◆ DIRECTIONS FOR THIS TASK ◆
Return the whole listing, line for line, without the pictures in it.

--- DATA SECTION ---

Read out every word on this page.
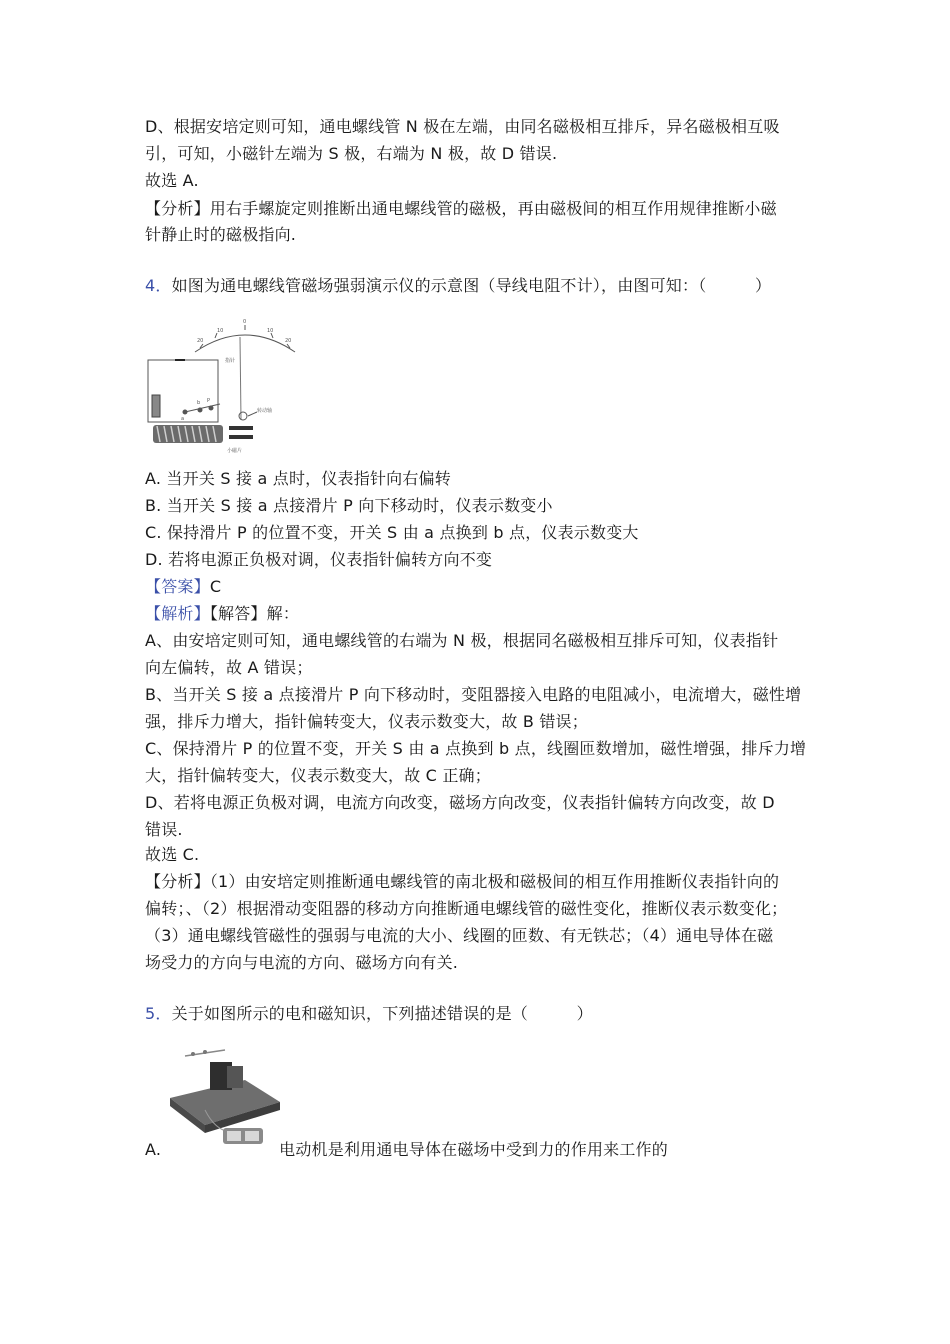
D、根据安培定则可知，通电螺线管 N 极在左端，由同名磁极相互排斥，异名磁极相互吸
引，可知，小磁针左端为 S 极，右端为 N 极，故 D 错误.
故选 A.
【分析】用右手螺旋定则推断出通电螺线管的磁极，再由磁极间的相互作用规律推断小磁
针静止时的磁极指向.
4．如图为通电螺线管磁场强弱演示仪的示意图（导线电阻不计），由图可知：（　　　）
20
10
0
10
20
指针
a
b P
转动轴
小磁片
A. 当开关 S 接 a 点时，仪表指针向右偏转
B. 当开关 S 接 a 点接滑片 P 向下移动时，仪表示数变小
C. 保持滑片 P 的位置不变，开关 S 由 a 点换到 b 点，仪表示数变大
D. 若将电源正负极对调，仪表指针偏转方向不变
【答案】C
【解析】【解答】解：
A、由安培定则可知，通电螺线管的右端为 N 极，根据同名磁极相互排斥可知，仪表指针
向左偏转，故 A 错误；
B、当开关 S 接 a 点接滑片 P 向下移动时，变阻器接入电路的电阻减小，电流增大，磁性增
强，排斥力增大，指针偏转变大，仪表示数变大，故 B 错误；
C、保持滑片 P 的位置不变，开关 S 由 a 点换到 b 点，线圈匝数增加，磁性增强，排斥力增
大，指针偏转变大，仪表示数变大，故 C 正确；
D、若将电源正负极对调，电流方向改变，磁场方向改变，仪表指针偏转方向改变，故 D
错误.
故选 C.
【分析】（1）由安培定则推断通电螺线管的南北极和磁极间的相互作用推断仪表指针向的
偏转；、（2）根据滑动变阻器的移动方向推断通电螺线管的磁性变化，推断仪表示数变化；
（3）通电螺线管磁性的强弱与电流的大小、线圈的匝数、有无铁芯；（4）通电导体在磁
场受力的方向与电流的方向、磁场方向有关.
5．关于如图所示的电和磁知识，下列描述错误的是（　　　）
A.	电动机是利用通电导体在磁场中受到力的作用来工作的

---

◆ RESPONSE TO THIS TASK ◆
Read out every word on this page.
D、根据安培定则可知，通电螺线管 N 极在左端，由同名磁极相互排斥，异名磁极相互吸
引，可知，小磁针左端为 S 极，右端为 N 极，故 D 错误.
故选 A.
【分析】用右手螺旋定则推断出通电螺线管的磁极，再由磁极间的相互作用规律推断小磁
针静止时的磁极指向.
4．如图为通电螺线管磁场强弱演示仪的示意图（导线电阻不计），由图可知：（　　　）
20
10
0
10
20
指针
a
b P
转动轴
小磁片
A. 当开关 S 接 a 点时，仪表指针向右偏转
B. 当开关 S 接 a 点接滑片 P 向下移动时，仪表示数变小
C. 保持滑片 P 的位置不变，开关 S 由 a 点换到 b 点，仪表示数变大
D. 若将电源正负极对调，仪表指针偏转方向不变
【答案】C
【解析】【解答】解：
A、由安培定则可知，通电螺线管的右端为 N 极，根据同名磁极相互排斥可知，仪表指针
向左偏转，故 A 错误；
B、当开关 S 接 a 点接滑片 P 向下移动时，变阻器接入电路的电阻减小，电流增大，磁性增
强，排斥力增大，指针偏转变大，仪表示数变大，故 B 错误；
C、保持滑片 P 的位置不变，开关 S 由 a 点换到 b 点，线圈匝数增加，磁性增强，排斥力增
大，指针偏转变大，仪表示数变大，故 C 正确；
D、若将电源正负极对调，电流方向改变，磁场方向改变，仪表指针偏转方向改变，故 D
错误.
故选 C.
【分析】（1）由安培定则推断通电螺线管的南北极和磁极间的相互作用推断仪表指针向的
偏转；、（2）根据滑动变阻器的移动方向推断通电螺线管的磁性变化，推断仪表示数变化；
（3）通电螺线管磁性的强弱与电流的大小、线圈的匝数、有无铁芯；（4）通电导体在磁
场受力的方向与电流的方向、磁场方向有关.
5．关于如图所示的电和磁知识，下列描述错误的是（　　　）
A.	电动机是利用通电导体在磁场中受到力的作用来工作的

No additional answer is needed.